* Records supplied *
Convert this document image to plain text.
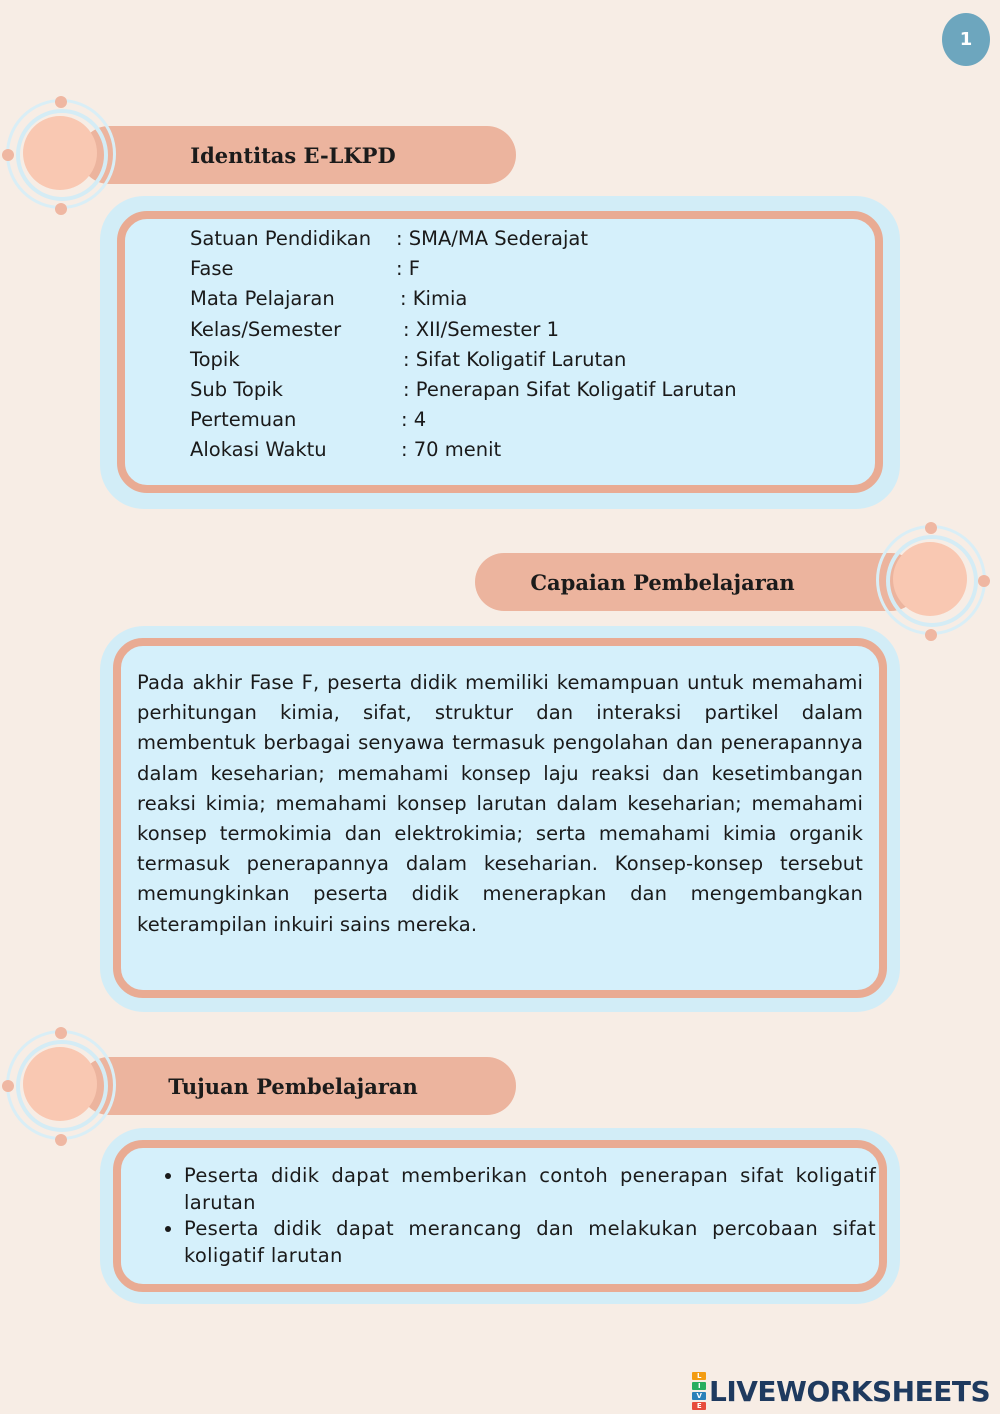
1
Identitas E-LKPD
Satuan Pendidikan	: SMA/MA Sederajat
Fase	: F
Mata Pelajaran	: Kimia
Kelas/Semester	: XII/Semester 1
Topik	: Sifat Koligatif Larutan
Sub Topik	: Penerapan Sifat Koligatif Larutan
Pertemuan	: 4
Alokasi Waktu	: 70 menit
Capaian Pembelajaran

Pada akhir Fase F, peserta didik memiliki kemampuan untuk memahami perhitungan kimia, sifat, struktur dan interaksi partikel dalam membentuk berbagai senyawa termasuk pengolahan dan penerapannya dalam keseharian; memahami konsep laju reaksi dan kesetimbangan reaksi kimia; memahami konsep larutan dalam keseharian; memahami konsep termokimia dan elektrokimia; serta memahami kimia organik termasuk penerapannya dalam keseharian. Konsep-konsep tersebut memungkinkan peserta didik menerapkan dan mengembangkan keterampilan inkuiri sains mereka.

Tujuan Pembelajaran
• Peserta didik dapat memberikan contoh penerapan sifat koligatif larutan
• Peserta didik dapat merancang dan melakukan percobaan sifat koligatif larutan
L
I
V
E LIVEWORKSHEETS
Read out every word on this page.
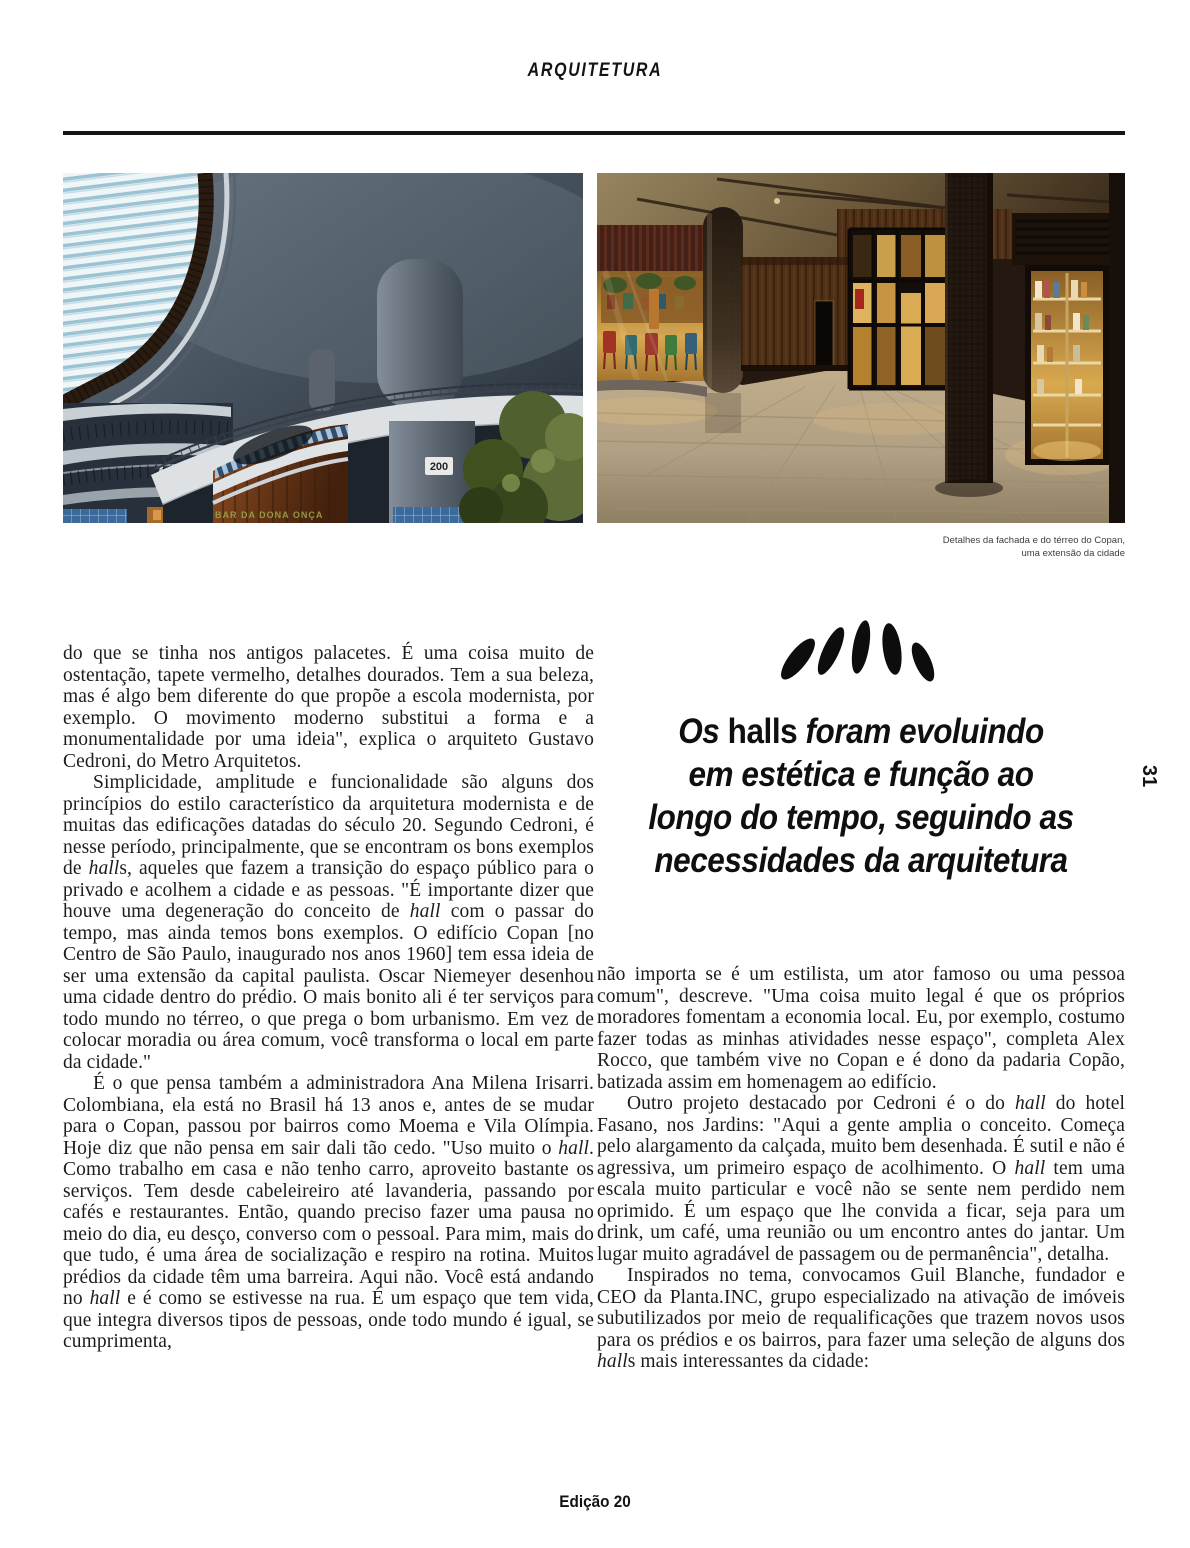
ARQUITETURA
200
BAR DA DONA ONÇA
Detalhes da fachada e do térreo do Copan,
uma extensão da cidade
Os halls foram evoluindo
em estética e função ao
longo do tempo, seguindo as
necessidades da arquitetura

do que se tinha nos antigos palacetes. É uma coisa muito de ostentação, tapete vermelho, detalhes dourados. Tem a sua beleza, mas é algo bem diferente do que propõe a escola modernista, por exemplo. O movimento moderno substitui a forma e a monumentalidade por uma ideia", explica o arquiteto Gustavo Cedroni, do Metro Arquitetos.

Simplicidade, amplitude e funcionalidade são alguns dos princípios do estilo característico da arquitetura modernista e de muitas das edificações datadas do século 20. Segundo Cedroni, é nesse período, principalmente, que se encontram os bons exemplos de halls, aqueles que fazem a transição do espaço público para o privado e acolhem a cidade e as pessoas. "É importante dizer que houve uma degeneração do conceito de hall com o passar do tempo, mas ainda temos bons exemplos. O edifício Copan [no Centro de São Paulo, inaugurado nos anos 1960] tem essa ideia de ser uma extensão da capital paulista. Oscar Niemeyer desenhou uma cidade dentro do prédio. O mais bonito ali é ter serviços para todo mundo no térreo, o que prega o bom urbanismo. Em vez de colocar moradia ou área comum, você transforma o local em parte da cidade."

É o que pensa também a administradora Ana Milena Irisarri. Colombiana, ela está no Brasil há 13 anos e, antes de se mudar para o Copan, passou por bairros como Moema e Vila Olímpia. Hoje diz que não pensa em sair dali tão cedo. "Uso muito o hall. Como trabalho em casa e não tenho carro, aproveito bastante os serviços. Tem desde cabeleireiro até lavanderia, passando por cafés e restaurantes. Então, quando preciso fazer uma pausa no meio do dia, eu desço, converso com o pessoal. Para mim, mais do que tudo, é uma área de socialização e respiro na rotina. Muitos prédios da cidade têm uma barreira. Aqui não. Você está andando no hall e é como se estivesse na rua. É um espaço que tem vida, que integra diversos tipos de pessoas, onde todo mundo é igual, se cumprimenta,

não importa se é um estilista, um ator famoso ou uma pessoa comum", descreve. "Uma coisa muito legal é que os próprios moradores fomentam a economia local. Eu, por exemplo, costumo fazer todas as minhas atividades nesse espaço", completa Alex Rocco, que também vive no Copan e é dono da padaria Copão, batizada assim em homenagem ao edifício.

Outro projeto destacado por Cedroni é o do hall do hotel Fasano, nos Jardins: "Aqui a gente amplia o conceito. Começa pelo alargamento da calçada, muito bem desenhada. É sutil e não é agressiva, um primeiro espaço de acolhimento. O hall tem uma escala muito particular e você não se sente nem perdido nem oprimido. É um espaço que lhe convida a ficar, seja para um drink, um café, uma reunião ou um encontro antes do jantar. Um lugar muito agradável de passagem ou de permanência", detalha.

Inspirados no tema, convocamos Guil Blanche, fundador e CEO da Planta.INC, grupo especializado na ativação de imóveis subutilizados por meio de requalificações que trazem novos usos para os prédios e os bairros, para fazer uma seleção de alguns dos halls mais interessantes da cidade:

31
Edição 20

* Directive *
Copy each line holding the word "ideia" from the listing above.

* Result of the exercise *
do que se tinha nos antigos palacetes. É uma coisa muito de ostentação, tapete vermelho, detalhes dourados. Tem a sua beleza, mas é algo bem diferente do que propõe a escola modernista, por exemplo. O movimento moderno substitui a forma e a monumentalidade por uma ideia", explica o arquiteto Gustavo Cedroni, do Metro Arquitetos.
Simplicidade, amplitude e funcionalidade são alguns dos princípios do estilo característico da arquitetura modernista e de muitas das edificações datadas do século 20. Segundo Cedroni, é nesse período, principalmente, que se encontram os bons exemplos de halls, aqueles que fazem a transição do espaço público para o privado e acolhem a cidade e as pessoas. "É importante dizer que houve uma degeneração do conceito de hall com o passar do tempo, mas ainda temos bons exemplos. O edifício Copan [no Centro de São Paulo, inaugurado nos anos 1960] tem essa ideia de ser uma extensão da capital paulista. Oscar Niemeyer desenhou uma cidade dentro do prédio. O mais bonito ali é ter serviços para todo mundo no térreo, o que prega o bom urbanismo. Em vez de colocar moradia ou área comum, você transforma o local em parte da cidade."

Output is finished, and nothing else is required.